▶ _What the task asks_: Copy every record below, exactly as written.

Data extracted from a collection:

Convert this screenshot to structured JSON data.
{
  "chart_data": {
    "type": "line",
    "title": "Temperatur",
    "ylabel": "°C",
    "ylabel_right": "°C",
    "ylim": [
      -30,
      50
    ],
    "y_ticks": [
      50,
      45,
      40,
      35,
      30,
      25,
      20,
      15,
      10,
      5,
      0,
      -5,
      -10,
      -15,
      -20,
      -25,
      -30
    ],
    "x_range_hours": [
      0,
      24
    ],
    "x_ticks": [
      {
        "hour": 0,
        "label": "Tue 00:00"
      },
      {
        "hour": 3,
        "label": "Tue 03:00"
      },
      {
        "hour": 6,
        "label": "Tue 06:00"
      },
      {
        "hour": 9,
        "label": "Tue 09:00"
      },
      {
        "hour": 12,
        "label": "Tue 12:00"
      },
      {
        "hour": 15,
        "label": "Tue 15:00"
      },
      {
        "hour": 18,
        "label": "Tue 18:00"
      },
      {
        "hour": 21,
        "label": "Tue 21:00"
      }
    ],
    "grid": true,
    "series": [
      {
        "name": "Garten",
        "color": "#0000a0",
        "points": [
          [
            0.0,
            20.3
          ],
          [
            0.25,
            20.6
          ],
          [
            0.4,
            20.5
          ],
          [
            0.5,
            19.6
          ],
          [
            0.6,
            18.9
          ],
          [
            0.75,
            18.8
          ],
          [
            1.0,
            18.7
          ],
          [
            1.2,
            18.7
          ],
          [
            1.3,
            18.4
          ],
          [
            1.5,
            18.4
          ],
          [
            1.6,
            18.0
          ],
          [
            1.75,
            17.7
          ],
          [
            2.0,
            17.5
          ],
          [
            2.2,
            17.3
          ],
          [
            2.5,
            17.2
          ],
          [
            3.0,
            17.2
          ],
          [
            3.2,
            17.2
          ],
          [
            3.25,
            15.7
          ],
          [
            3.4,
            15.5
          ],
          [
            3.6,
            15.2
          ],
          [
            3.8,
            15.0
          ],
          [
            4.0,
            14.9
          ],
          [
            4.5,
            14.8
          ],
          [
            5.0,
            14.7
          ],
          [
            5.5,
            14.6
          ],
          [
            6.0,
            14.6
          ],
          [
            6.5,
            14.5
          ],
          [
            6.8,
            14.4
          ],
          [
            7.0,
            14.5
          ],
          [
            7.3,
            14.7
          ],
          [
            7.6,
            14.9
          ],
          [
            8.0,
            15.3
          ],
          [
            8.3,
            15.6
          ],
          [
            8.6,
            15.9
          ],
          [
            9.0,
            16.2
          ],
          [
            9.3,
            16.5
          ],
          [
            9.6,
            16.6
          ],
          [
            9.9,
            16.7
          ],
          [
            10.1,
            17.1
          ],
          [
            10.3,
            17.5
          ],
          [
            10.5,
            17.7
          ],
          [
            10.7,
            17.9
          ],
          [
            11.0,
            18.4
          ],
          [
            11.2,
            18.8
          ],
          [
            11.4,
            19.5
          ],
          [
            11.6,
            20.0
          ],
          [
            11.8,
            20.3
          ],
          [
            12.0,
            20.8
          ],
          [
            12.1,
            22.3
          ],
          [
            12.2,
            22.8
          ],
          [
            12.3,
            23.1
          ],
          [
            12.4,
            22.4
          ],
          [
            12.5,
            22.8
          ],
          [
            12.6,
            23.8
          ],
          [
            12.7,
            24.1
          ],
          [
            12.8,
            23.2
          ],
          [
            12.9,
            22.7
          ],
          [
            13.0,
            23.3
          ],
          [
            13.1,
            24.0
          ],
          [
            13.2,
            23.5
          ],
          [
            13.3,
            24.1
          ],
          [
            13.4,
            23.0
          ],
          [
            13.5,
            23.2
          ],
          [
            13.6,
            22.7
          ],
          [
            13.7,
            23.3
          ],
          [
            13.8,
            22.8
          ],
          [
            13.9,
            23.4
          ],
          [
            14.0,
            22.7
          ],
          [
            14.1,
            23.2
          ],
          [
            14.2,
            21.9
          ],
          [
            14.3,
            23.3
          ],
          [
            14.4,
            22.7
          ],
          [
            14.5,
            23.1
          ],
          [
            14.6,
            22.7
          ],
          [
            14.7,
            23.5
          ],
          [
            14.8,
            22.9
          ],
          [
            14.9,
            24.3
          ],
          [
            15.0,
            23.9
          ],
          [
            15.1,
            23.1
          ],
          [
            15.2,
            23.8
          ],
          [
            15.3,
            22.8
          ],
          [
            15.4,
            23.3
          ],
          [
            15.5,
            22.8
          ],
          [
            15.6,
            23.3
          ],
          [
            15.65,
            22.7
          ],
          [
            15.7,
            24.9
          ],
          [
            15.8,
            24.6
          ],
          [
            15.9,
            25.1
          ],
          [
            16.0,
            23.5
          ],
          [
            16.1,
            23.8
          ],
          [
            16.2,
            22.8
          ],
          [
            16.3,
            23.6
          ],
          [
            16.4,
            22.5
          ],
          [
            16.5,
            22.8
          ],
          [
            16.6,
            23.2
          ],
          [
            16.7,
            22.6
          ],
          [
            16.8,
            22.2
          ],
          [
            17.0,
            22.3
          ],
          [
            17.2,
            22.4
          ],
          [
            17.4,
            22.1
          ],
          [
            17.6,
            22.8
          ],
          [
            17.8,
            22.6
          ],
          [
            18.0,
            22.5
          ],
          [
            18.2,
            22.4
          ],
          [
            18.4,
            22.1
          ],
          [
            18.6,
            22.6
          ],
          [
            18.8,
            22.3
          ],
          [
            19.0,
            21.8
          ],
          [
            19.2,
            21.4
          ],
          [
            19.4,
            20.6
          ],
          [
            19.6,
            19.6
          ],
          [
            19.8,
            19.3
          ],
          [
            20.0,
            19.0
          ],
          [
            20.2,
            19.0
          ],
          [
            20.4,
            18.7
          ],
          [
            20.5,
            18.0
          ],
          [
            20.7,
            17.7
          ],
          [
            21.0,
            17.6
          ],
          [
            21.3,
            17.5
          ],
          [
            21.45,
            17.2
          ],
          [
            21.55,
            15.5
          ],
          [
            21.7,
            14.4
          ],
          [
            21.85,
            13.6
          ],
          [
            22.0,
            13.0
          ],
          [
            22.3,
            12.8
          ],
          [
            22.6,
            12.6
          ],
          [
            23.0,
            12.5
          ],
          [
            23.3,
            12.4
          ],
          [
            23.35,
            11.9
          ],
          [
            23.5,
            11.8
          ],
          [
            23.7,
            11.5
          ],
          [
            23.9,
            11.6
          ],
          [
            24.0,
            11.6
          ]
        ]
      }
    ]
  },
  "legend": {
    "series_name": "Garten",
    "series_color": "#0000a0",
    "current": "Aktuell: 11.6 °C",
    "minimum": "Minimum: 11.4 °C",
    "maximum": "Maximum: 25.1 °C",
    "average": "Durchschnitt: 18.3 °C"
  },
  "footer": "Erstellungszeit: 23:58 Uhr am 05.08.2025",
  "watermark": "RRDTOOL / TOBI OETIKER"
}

▶ _Result for this exercise_:
Convert this screenshot to structured JSON data.
{
  "chart_data": {
    "type": "line",
    "title": "Temperatur",
    "ylabel": "°C",
    "ylabel_right": "°C",
    "ylim": [
      -30,
      50
    ],
    "y_ticks": [
      50,
      45,
      40,
      35,
      30,
      25,
      20,
      15,
      10,
      5,
      0,
      -5,
      -10,
      -15,
      -20,
      -25,
      -30
    ],
    "x_range_hours": [
      0,
      24
    ],
    "x_ticks": [
      {
        "hour": 0,
        "label": "Tue 00:00"
      },
      {
        "hour": 3,
        "label": "Tue 03:00"
      },
      {
        "hour": 6,
        "label": "Tue 06:00"
      },
      {
        "hour": 9,
        "label": "Tue 09:00"
      },
      {
        "hour": 12,
        "label": "Tue 12:00"
      },
      {
        "hour": 15,
        "label": "Tue 15:00"
      },
      {
        "hour": 18,
        "label": "Tue 18:00"
      },
      {
        "hour": 21,
        "label": "Tue 21:00"
      }
    ],
    "grid": true,
    "series": [
      {
        "name": "Garten",
        "color": "#0000a0",
        "points": [
          [
            0.0,
            20.3
          ],
          [
            0.25,
            20.6
          ],
          [
            0.4,
            20.5
          ],
          [
            0.5,
            19.6
          ],
          [
            0.6,
            18.9
          ],
          [
            0.75,
            18.8
          ],
          [
            1.0,
            18.7
          ],
          [
            1.2,
            18.7
          ],
          [
            1.3,
            18.4
          ],
          [
            1.5,
            18.4
          ],
          [
            1.6,
            18.0
          ],
          [
            1.75,
            17.7
          ],
          [
            2.0,
            17.5
          ],
          [
            2.2,
            17.3
          ],
          [
            2.5,
            17.2
          ],
          [
            3.0,
            17.2
          ],
          [
            3.2,
            17.2
          ],
          [
            3.25,
            15.7
          ],
          [
            3.4,
            15.5
          ],
          [
            3.6,
            15.2
          ],
          [
            3.8,
            15.0
          ],
          [
            4.0,
            14.9
          ],
          [
            4.5,
            14.8
          ],
          [
            5.0,
            14.7
          ],
          [
            5.5,
            14.6
          ],
          [
            6.0,
            14.6
          ],
          [
            6.5,
            14.5
          ],
          [
            6.8,
            14.4
          ],
          [
            7.0,
            14.5
          ],
          [
            7.3,
            14.7
          ],
          [
            7.6,
            14.9
          ],
          [
            8.0,
            15.3
          ],
          [
            8.3,
            15.6
          ],
          [
            8.6,
            15.9
          ],
          [
            9.0,
            16.2
          ],
          [
            9.3,
            16.5
          ],
          [
            9.6,
            16.6
          ],
          [
            9.9,
            16.7
          ],
          [
            10.1,
            17.1
          ],
          [
            10.3,
            17.5
          ],
          [
            10.5,
            17.7
          ],
          [
            10.7,
            17.9
          ],
          [
            11.0,
            18.4
          ],
          [
            11.2,
            18.8
          ],
          [
            11.4,
            19.5
          ],
          [
            11.6,
            20.0
          ],
          [
            11.8,
            20.3
          ],
          [
            12.0,
            20.8
          ],
          [
            12.1,
            22.3
          ],
          [
            12.2,
            22.8
          ],
          [
            12.3,
            23.1
          ],
          [
            12.4,
            22.4
          ],
          [
            12.5,
            22.8
          ],
          [
            12.6,
            23.8
          ],
          [
            12.7,
            24.1
          ],
          [
            12.8,
            23.2
          ],
          [
            12.9,
            22.7
          ],
          [
            13.0,
            23.3
          ],
          [
            13.1,
            24.0
          ],
          [
            13.2,
            23.5
          ],
          [
            13.3,
            24.1
          ],
          [
            13.4,
            23.0
          ],
          [
            13.5,
            23.2
          ],
          [
            13.6,
            22.7
          ],
          [
            13.7,
            23.3
          ],
          [
            13.8,
            22.8
          ],
          [
            13.9,
            23.4
          ],
          [
            14.0,
            22.7
          ],
          [
            14.1,
            23.2
          ],
          [
            14.2,
            21.9
          ],
          [
            14.3,
            23.3
          ],
          [
            14.4,
            22.7
          ],
          [
            14.5,
            23.1
          ],
          [
            14.6,
            22.7
          ],
          [
            14.7,
            23.5
          ],
          [
            14.8,
            22.9
          ],
          [
            14.9,
            24.3
          ],
          [
            15.0,
            23.9
          ],
          [
            15.1,
            23.1
          ],
          [
            15.2,
            23.8
          ],
          [
            15.3,
            22.8
          ],
          [
            15.4,
            23.3
          ],
          [
            15.5,
            22.8
          ],
          [
            15.6,
            23.3
          ],
          [
            15.65,
            22.7
          ],
          [
            15.7,
            24.9
          ],
          [
            15.8,
            24.6
          ],
          [
            15.9,
            25.1
          ],
          [
            16.0,
            23.5
          ],
          [
            16.1,
            23.8
          ],
          [
            16.2,
            22.8
          ],
          [
            16.3,
            23.6
          ],
          [
            16.4,
            22.5
          ],
          [
            16.5,
            22.8
          ],
          [
            16.6,
            23.2
          ],
          [
            16.7,
            22.6
          ],
          [
            16.8,
            22.2
          ],
          [
            17.0,
            22.3
          ],
          [
            17.2,
            22.4
          ],
          [
            17.4,
            22.1
          ],
          [
            17.6,
            22.8
          ],
          [
            17.8,
            22.6
          ],
          [
            18.0,
            22.5
          ],
          [
            18.2,
            22.4
          ],
          [
            18.4,
            22.1
          ],
          [
            18.6,
            22.6
          ],
          [
            18.8,
            22.3
          ],
          [
            19.0,
            21.8
          ],
          [
            19.2,
            21.4
          ],
          [
            19.4,
            20.6
          ],
          [
            19.6,
            19.6
          ],
          [
            19.8,
            19.3
          ],
          [
            20.0,
            19.0
          ],
          [
            20.2,
            19.0
          ],
          [
            20.4,
            18.7
          ],
          [
            20.5,
            18.0
          ],
          [
            20.7,
            17.7
          ],
          [
            21.0,
            17.6
          ],
          [
            21.3,
            17.5
          ],
          [
            21.45,
            17.2
          ],
          [
            21.55,
            15.5
          ],
          [
            21.7,
            14.4
          ],
          [
            21.85,
            13.6
          ],
          [
            22.0,
            13.0
          ],
          [
            22.3,
            12.8
          ],
          [
            22.6,
            12.6
          ],
          [
            23.0,
            12.5
          ],
          [
            23.3,
            12.4
          ],
          [
            23.35,
            11.9
          ],
          [
            23.5,
            11.8
          ],
          [
            23.7,
            11.5
          ],
          [
            23.9,
            11.6
          ],
          [
            24.0,
            11.6
          ]
        ]
      }
    ]
  },
  "legend": {
    "series_name": "Garten",
    "series_color": "#0000a0",
    "current": "Aktuell: 11.6 °C",
    "minimum": "Minimum: 11.4 °C",
    "maximum": "Maximum: 25.1 °C",
    "average": "Durchschnitt: 18.3 °C"
  },
  "footer": "Erstellungszeit: 23:58 Uhr am 05.08.2025",
  "watermark": "RRDTOOL / TOBI OETIKER"
}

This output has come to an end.